OBJECTIVE = Show each line in the listing below that contains the string "place". Case matters.

'''

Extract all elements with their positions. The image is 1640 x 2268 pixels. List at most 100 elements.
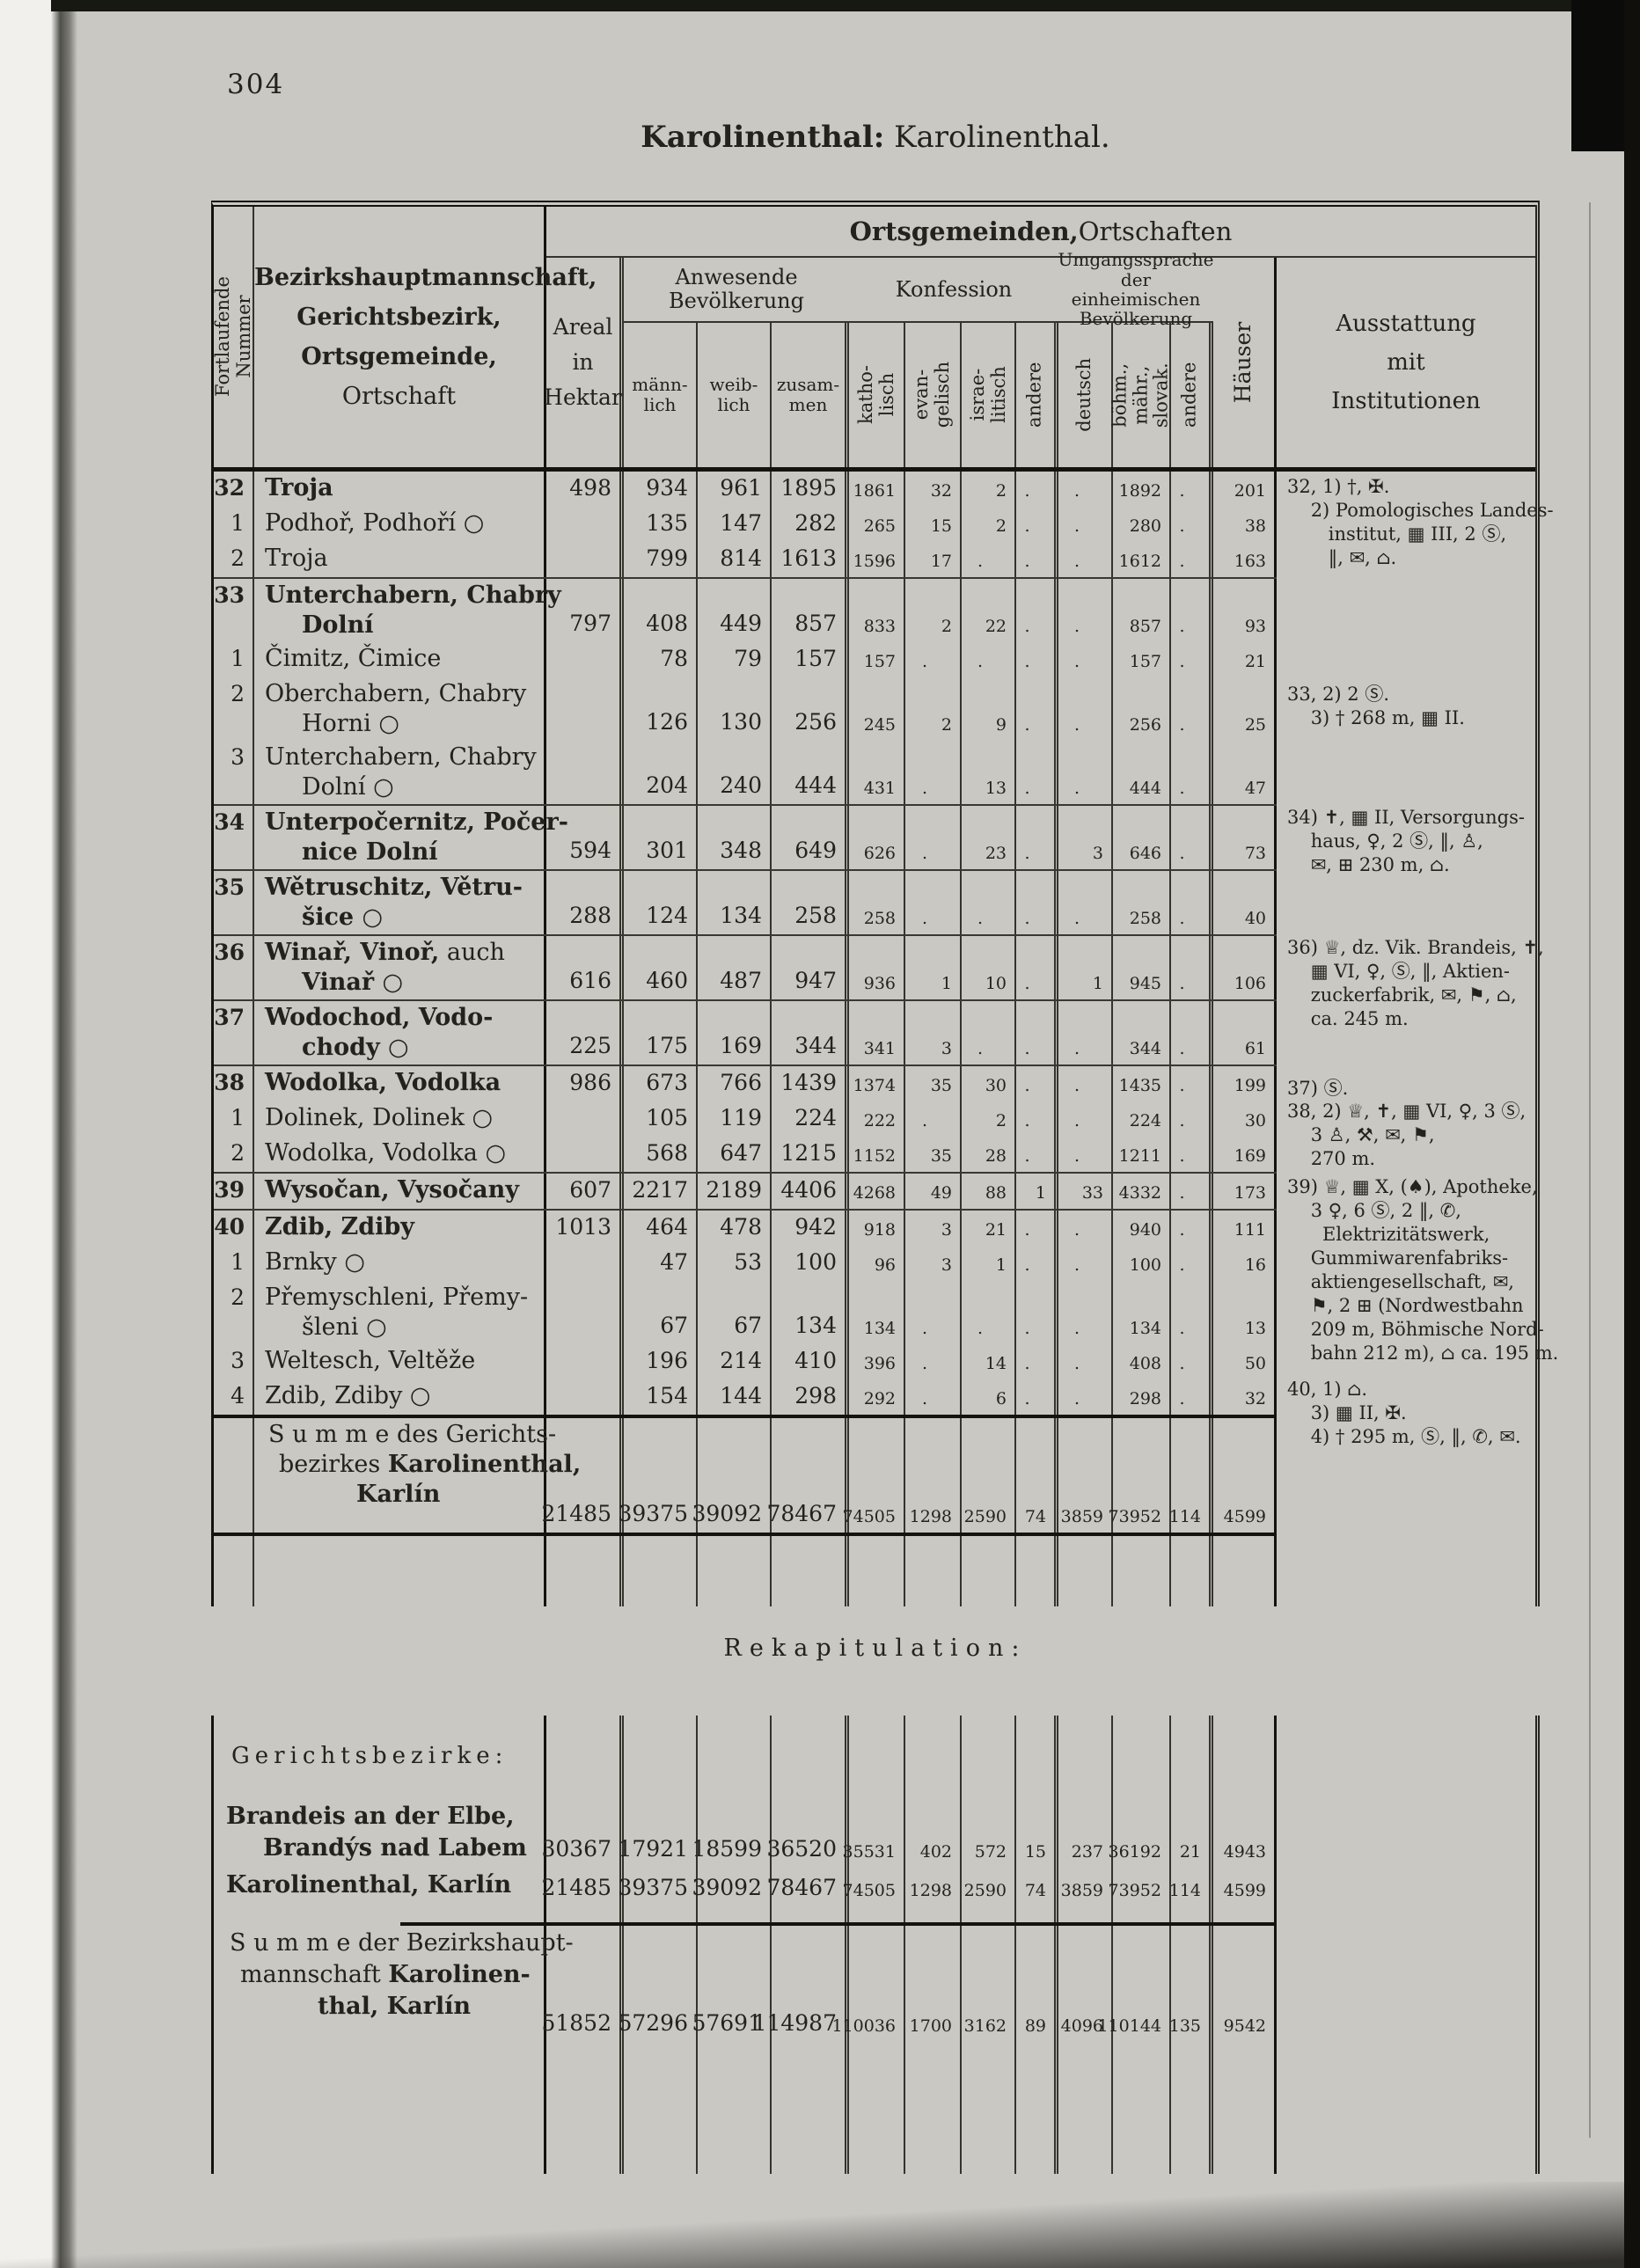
name-segment: Brnky ○ [265, 1248, 365, 1276]
value-cell: 2 [905, 677, 962, 741]
table-row: 38 Wodolka, Vodolka 986 673 766 1439 1374 35 30.… [214, 1066, 1277, 1101]
value-cell: 224 [772, 1101, 849, 1137]
name-segment: Troja [265, 545, 328, 572]
value-cell: 647 [698, 1137, 772, 1172]
value-cell: 13 [962, 741, 1016, 804]
column-group-konfession: Konfession katho- lisch evan- gelisch is… [849, 258, 1058, 467]
name-segment: Wodolka, Vodolka ○ [265, 1139, 507, 1167]
value-cell: 61 [1213, 1001, 1277, 1064]
rekap-row: Brandeis an der Elbe, Brandýs nad Labem 30… [214, 1799, 1277, 1868]
value-cell: 21 [962, 1211, 1016, 1246]
row-number: 32 [214, 472, 254, 507]
place-name: Troja [254, 472, 546, 507]
value-cell: 36192 [1109, 1799, 1171, 1868]
value-cell: 9 [962, 677, 1016, 741]
row-number: 2 [214, 1281, 254, 1344]
value-cell: . [962, 871, 1016, 934]
value-cell [1213, 2042, 1277, 2174]
value-cell: 240 [698, 741, 772, 804]
table-row: 34 Unterpočernitz, Počer-nice Dolní 594 301… [214, 806, 1277, 869]
value-cell: 265 [849, 507, 905, 542]
value-cell: . [1058, 1379, 1113, 1415]
value-cell: 237 [1058, 1799, 1113, 1868]
value-cell: . [1058, 1137, 1113, 1172]
value-cell: 301 [624, 806, 698, 869]
column-header-deutsch: deutsch [1058, 323, 1113, 467]
value-cell: 833 [849, 579, 905, 642]
value-cell: 22 [962, 579, 1016, 642]
footnote: 39) ♕, ▦ X, (♠), Apotheke, 3 ♀, 6 Ⓢ, 2 ‖… [1287, 1176, 1559, 1364]
value-cell: 1 [962, 1246, 1016, 1281]
value-cell: 478 [698, 1211, 772, 1246]
name-segment: mannschaft [240, 1961, 389, 1988]
value-cell [546, 507, 624, 542]
value-cell: . [905, 1281, 962, 1344]
value-cell: 67 [624, 1281, 698, 1344]
table-row: 1 Čimitz, Čimice 78 79 157 157.... 157. 21 [214, 642, 1277, 677]
value-cell: . [1016, 806, 1058, 869]
value-cell: 106 [1213, 936, 1277, 999]
value-cell: 1374 [849, 1066, 905, 1101]
footnote: 38, 2) ♕, ✝, ▦ VI, ♀, 3 Ⓢ, 3 ♙, ⚒, ✉, ⚑,… [1287, 1101, 1527, 1169]
value-cell: 673 [624, 1066, 698, 1101]
value-cell: 17 [905, 542, 962, 577]
value-cell: 282 [772, 507, 849, 542]
value-cell [546, 1137, 624, 1172]
value-cell [905, 1716, 962, 1799]
value-cell: 126 [624, 677, 698, 741]
value-cell: . [1171, 677, 1213, 741]
statistics-table: Fortlaufende Nummer Bezirkshauptmannscha… [211, 201, 1558, 1606]
rekap-sum-row: S u m m e der Bezirkshaupt-mannschaft Ka… [214, 1926, 1277, 2042]
name-segment: Horni ○ [302, 710, 399, 737]
value-cell: 9542 [1213, 1926, 1277, 2042]
value-cell: 10 [962, 936, 1016, 999]
value-cell: 93 [1213, 579, 1277, 642]
value-cell: . [1016, 1001, 1058, 1064]
value-cell: 110144 [1097, 1926, 1171, 2042]
value-cell: 74505 [843, 1868, 905, 1906]
value-cell: 1013 [546, 1211, 624, 1246]
value-cell [546, 1536, 624, 1606]
value-cell: 1435 [1113, 1066, 1171, 1101]
value-cell: . [1171, 1211, 1213, 1246]
value-cell [546, 1281, 624, 1344]
row-number: 1 [214, 507, 254, 542]
name-segment: Unterchabern, Chabry [265, 743, 537, 771]
value-cell: 74 [1016, 1868, 1058, 1906]
name-segment: auch [439, 939, 505, 966]
value-cell: 147 [698, 507, 772, 542]
value-cell: 1596 [849, 542, 905, 577]
name-segment: Wodolka, Vodolka [265, 1069, 502, 1096]
rekap-sum-label: S u m m e der Bezirkshaupt-mannschaft Ka… [214, 1926, 574, 2042]
row-number: 3 [214, 1344, 254, 1379]
value-cell: 292 [849, 1379, 905, 1415]
value-cell: 344 [772, 1001, 849, 1064]
name-segment: Karolinenthal, Karlín [226, 1871, 512, 1899]
row-number: 38 [214, 1066, 254, 1101]
page-title-court: Karolinenthal. [884, 120, 1110, 155]
value-cell: 39092 [692, 1418, 772, 1533]
value-cell: 51852 [541, 1926, 624, 2042]
value-cell: 1613 [772, 542, 849, 577]
value-cell: 169 [1213, 1137, 1277, 1172]
value-cell: 344 [1113, 1001, 1171, 1064]
value-cell: 17921 [618, 1799, 698, 1868]
value-cell: 30 [962, 1066, 1016, 1101]
value-cell: 256 [772, 677, 849, 741]
column-header-israelitisch: israe- litisch [962, 323, 1016, 467]
value-cell [1113, 2042, 1171, 2174]
rekap-gap-row [214, 1906, 1277, 1922]
row-number: 3 [214, 741, 254, 804]
value-cell: . [1171, 806, 1213, 869]
value-cell: . [962, 1001, 1016, 1064]
value-cell: . [1171, 579, 1213, 642]
group-separator [214, 804, 1277, 806]
column-header-weiblich: weib- lich [698, 323, 772, 467]
place-name: Wětruschitz, Větru-šice ○ [254, 871, 546, 934]
value-cell: 1700 [905, 1926, 962, 2042]
value-cell: 1895 [772, 472, 849, 507]
value-cell: 73952 [1109, 1418, 1171, 1533]
name-segment: Dolní [302, 611, 374, 639]
value-cell: 986 [546, 1066, 624, 1101]
value-cell: 35 [905, 1137, 962, 1172]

'''

SOLUTION TO THE EXERCISE =
place-name: Troja [254, 472, 546, 507]
place-name: Wětruschitz, Větru-šice ○ [254, 871, 546, 934]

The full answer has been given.